▶ Your objective: Quote the whole listing exactly. Leave the pictures out of your copy.

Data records
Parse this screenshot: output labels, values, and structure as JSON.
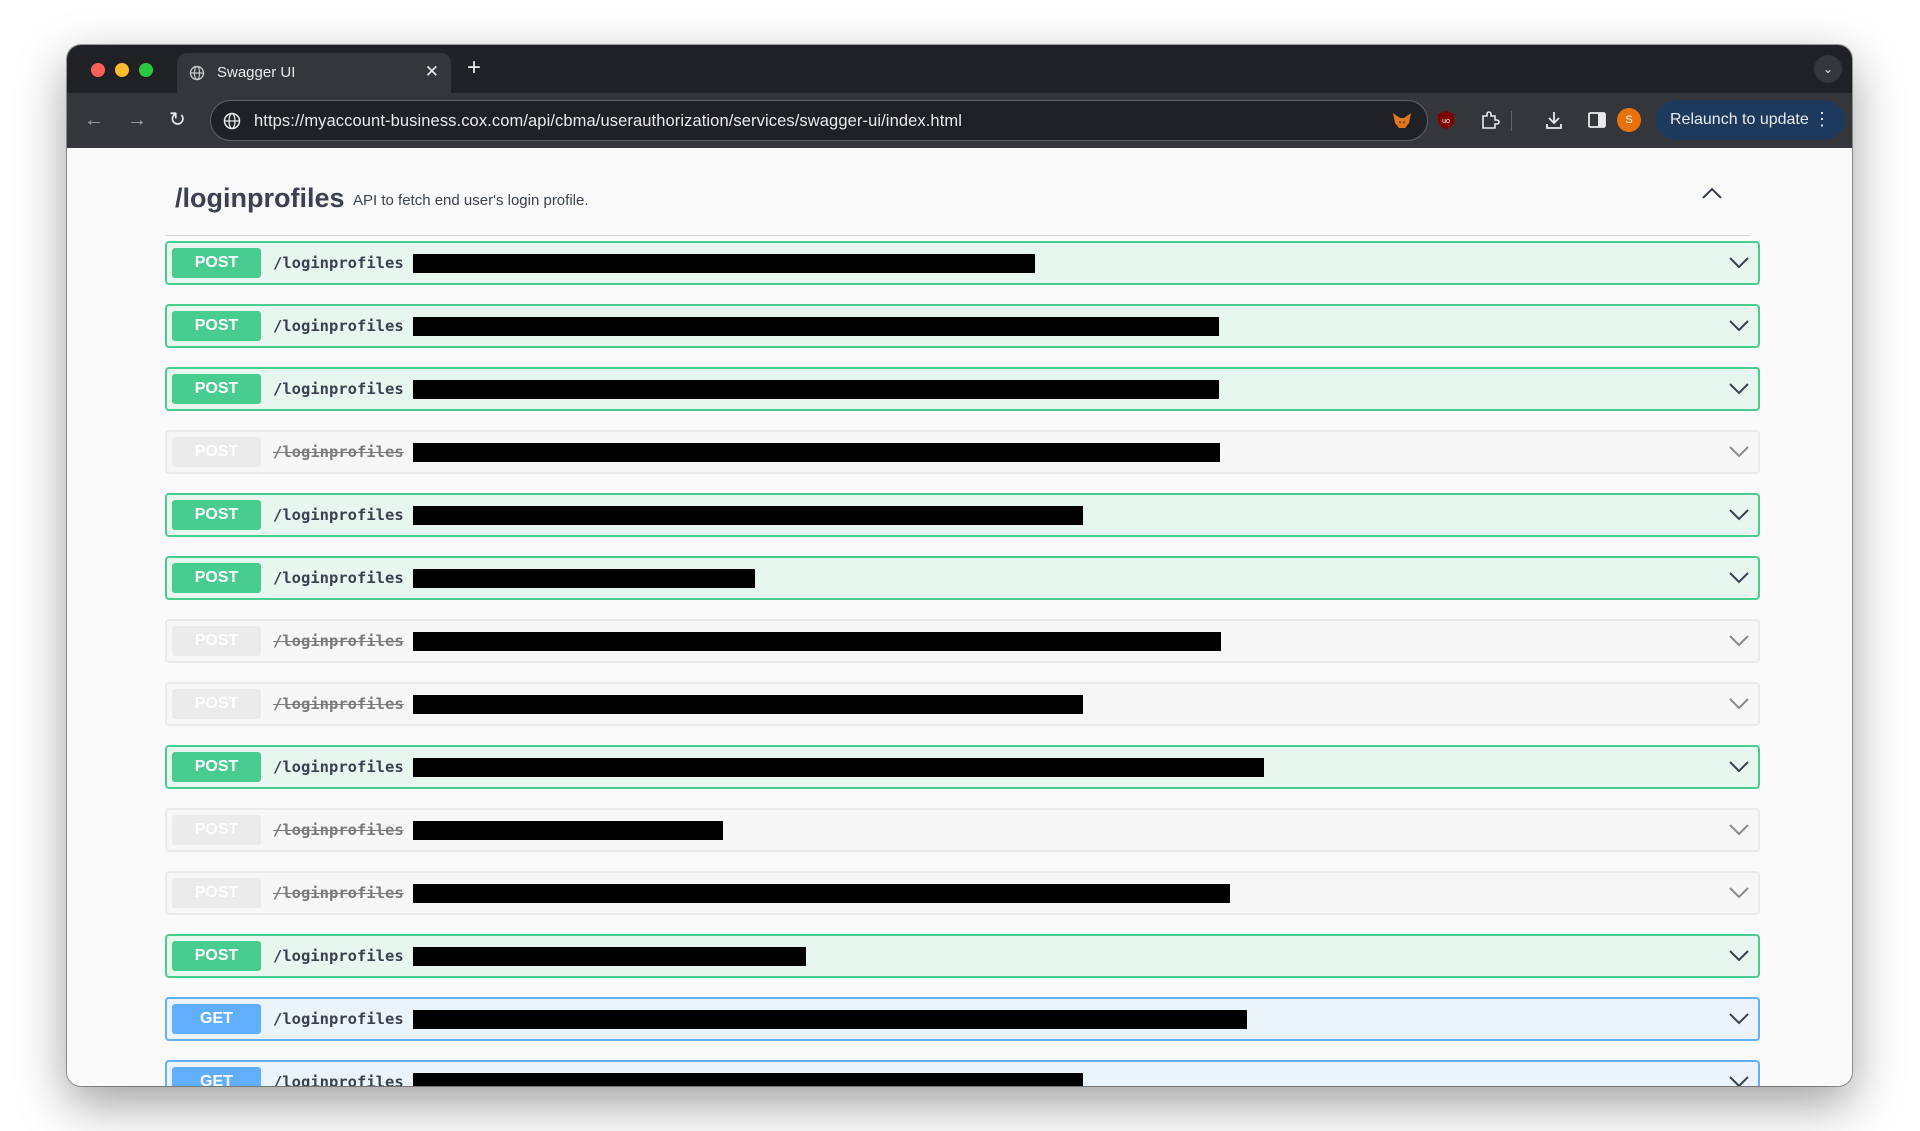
{
  "browser": {
    "tab": {
      "title": "Swagger UI",
      "close_glyph": "✕"
    },
    "new_tab_glyph": "+",
    "tab_search_glyph": "⌄",
    "address": {
      "url": "https://myaccount-business.cox.com/api/cbma/userauthorization/services/swagger-ui/index.html"
    },
    "avatar_initial": "S",
    "relaunch_label": "Relaunch to update",
    "relaunch_menu_glyph": "⋮",
    "toolbar_icons": [
      "metamask-fox-icon",
      "ublock-icon",
      "extensions-puzzle-icon",
      "download-icon",
      "side-panel-icon",
      "profile-avatar"
    ]
  },
  "section": {
    "title": "/loginprofiles",
    "description": "API to fetch end user's login profile.",
    "expanded": true
  },
  "operations": [
    {
      "method": "POST",
      "path": "/loginprofiles",
      "deprecated": false,
      "redacted": true
    },
    {
      "method": "POST",
      "path": "/loginprofiles",
      "deprecated": false,
      "redacted": true
    },
    {
      "method": "POST",
      "path": "/loginprofiles",
      "deprecated": false,
      "redacted": true
    },
    {
      "method": "POST",
      "path": "/loginprofiles",
      "deprecated": true,
      "redacted": true
    },
    {
      "method": "POST",
      "path": "/loginprofiles",
      "deprecated": false,
      "redacted": true
    },
    {
      "method": "POST",
      "path": "/loginprofiles",
      "deprecated": false,
      "redacted": true
    },
    {
      "method": "POST",
      "path": "/loginprofiles",
      "deprecated": true,
      "redacted": true
    },
    {
      "method": "POST",
      "path": "/loginprofiles",
      "deprecated": true,
      "redacted": true
    },
    {
      "method": "POST",
      "path": "/loginprofiles",
      "deprecated": false,
      "redacted": true
    },
    {
      "method": "POST",
      "path": "/loginprofiles",
      "deprecated": true,
      "redacted": true
    },
    {
      "method": "POST",
      "path": "/loginprofiles",
      "deprecated": true,
      "redacted": true
    },
    {
      "method": "POST",
      "path": "/loginprofiles",
      "deprecated": false,
      "redacted": true
    },
    {
      "method": "GET",
      "path": "/loginprofiles",
      "deprecated": false,
      "redacted": true
    },
    {
      "method": "GET",
      "path": "/loginprofiles",
      "deprecated": false,
      "redacted": true
    }
  ],
  "colors": {
    "post": "#49cc90",
    "get": "#61affe",
    "deprecated": "#ebebeb",
    "text": "#3b4151",
    "chrome_dark": "#202124",
    "relaunch_bg": "#1d3a5c"
  }
}
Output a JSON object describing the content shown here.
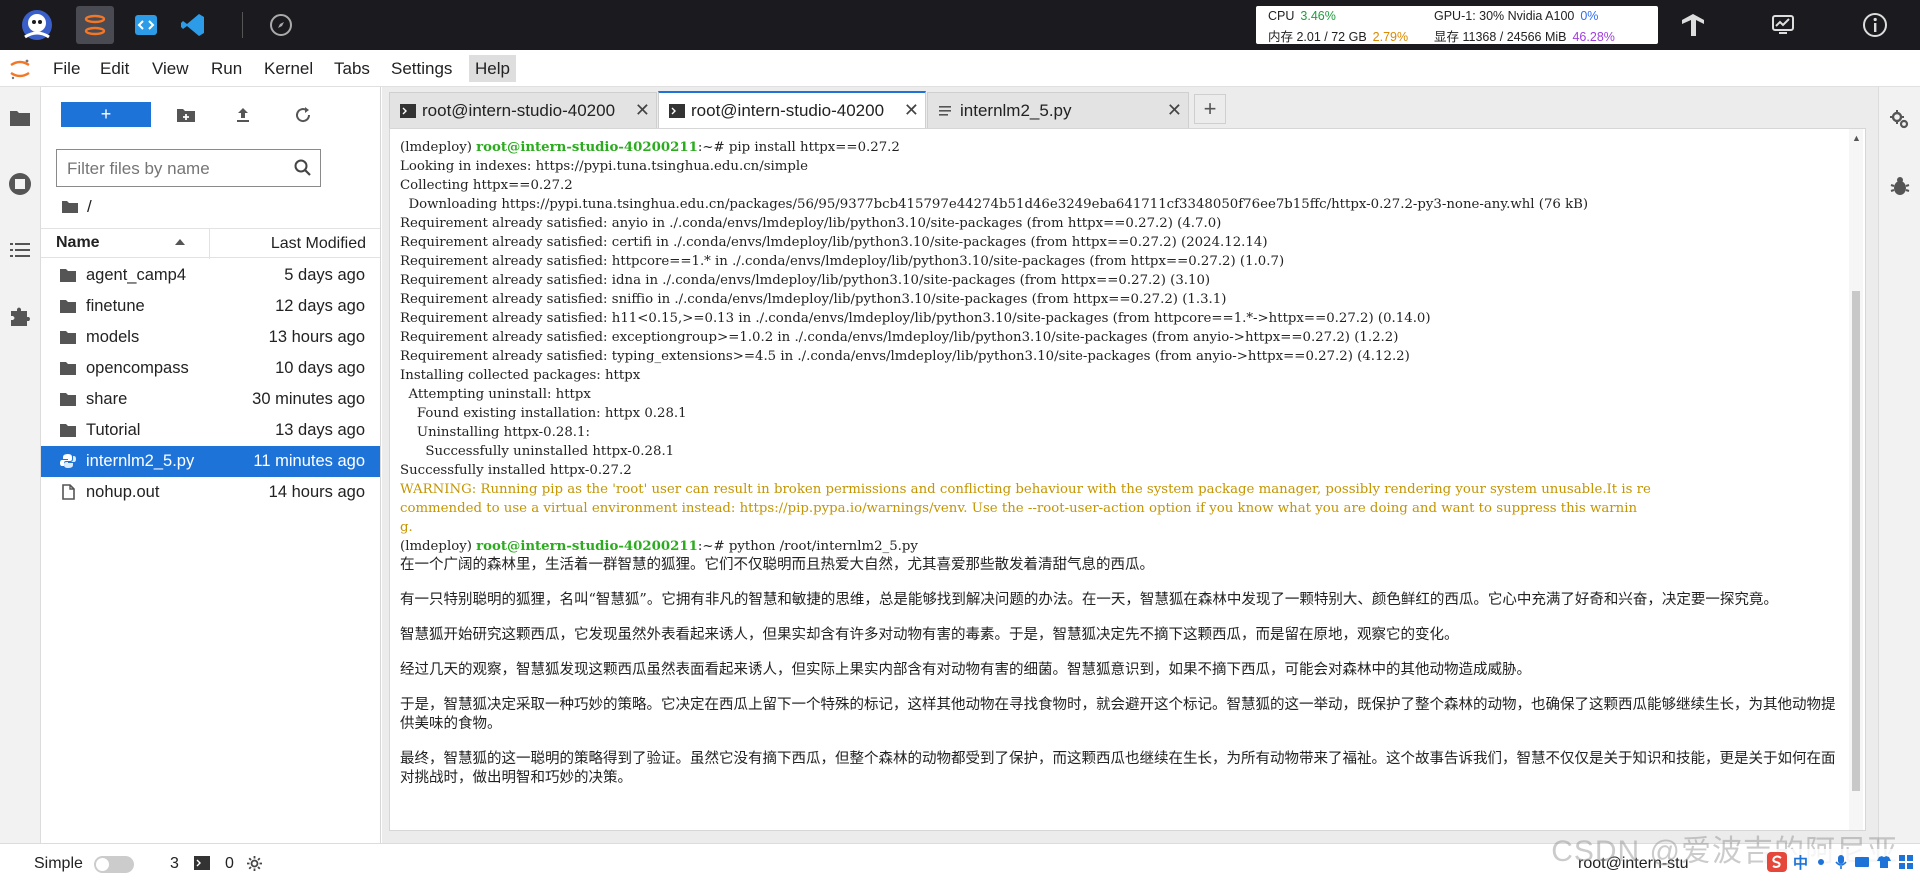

▶ Solution for this problem:
Parse this screenshot: output labels, values, and structure as JSON.
{
  "browser": {
    "tab": {
      "title": "Swagger UI",
      "close_glyph": "✕"
    },
    "new_tab_glyph": "+",
    "tab_search_glyph": "⌄",
    "address": {
      "url": "https://myaccount-business.cox.com/api/cbma/userauthorization/services/swagger-ui/index.html"
    },
    "avatar_initial": "S",
    "relaunch_label": "Relaunch to update",
    "relaunch_menu_glyph": "⋮",
    "toolbar_icons": [
      "metamask-fox-icon",
      "ublock-icon",
      "extensions-puzzle-icon",
      "download-icon",
      "side-panel-icon",
      "profile-avatar"
    ]
  },
  "section": {
    "title": "/loginprofiles",
    "description": "API to fetch end user's login profile.",
    "expanded": true
  },
  "operations": [
    {
      "method": "POST",
      "path": "/loginprofiles",
      "deprecated": false,
      "redacted": true
    },
    {
      "method": "POST",
      "path": "/loginprofiles",
      "deprecated": false,
      "redacted": true
    },
    {
      "method": "POST",
      "path": "/loginprofiles",
      "deprecated": false,
      "redacted": true
    },
    {
      "method": "POST",
      "path": "/loginprofiles",
      "deprecated": true,
      "redacted": true
    },
    {
      "method": "POST",
      "path": "/loginprofiles",
      "deprecated": false,
      "redacted": true
    },
    {
      "method": "POST",
      "path": "/loginprofiles",
      "deprecated": false,
      "redacted": true
    },
    {
      "method": "POST",
      "path": "/loginprofiles",
      "deprecated": true,
      "redacted": true
    },
    {
      "method": "POST",
      "path": "/loginprofiles",
      "deprecated": true,
      "redacted": true
    },
    {
      "method": "POST",
      "path": "/loginprofiles",
      "deprecated": false,
      "redacted": true
    },
    {
      "method": "POST",
      "path": "/loginprofiles",
      "deprecated": true,
      "redacted": true
    },
    {
      "method": "POST",
      "path": "/loginprofiles",
      "deprecated": true,
      "redacted": true
    },
    {
      "method": "POST",
      "path": "/loginprofiles",
      "deprecated": false,
      "redacted": true
    },
    {
      "method": "GET",
      "path": "/loginprofiles",
      "deprecated": false,
      "redacted": true
    },
    {
      "method": "GET",
      "path": "/loginprofiles",
      "deprecated": false,
      "redacted": true
    }
  ],
  "colors": {
    "post": "#49cc90",
    "get": "#61affe",
    "deprecated": "#ebebeb",
    "text": "#3b4151",
    "chrome_dark": "#202124",
    "relaunch_bg": "#1d3a5c"
  }
}
Output a JSON object describing the content shown here.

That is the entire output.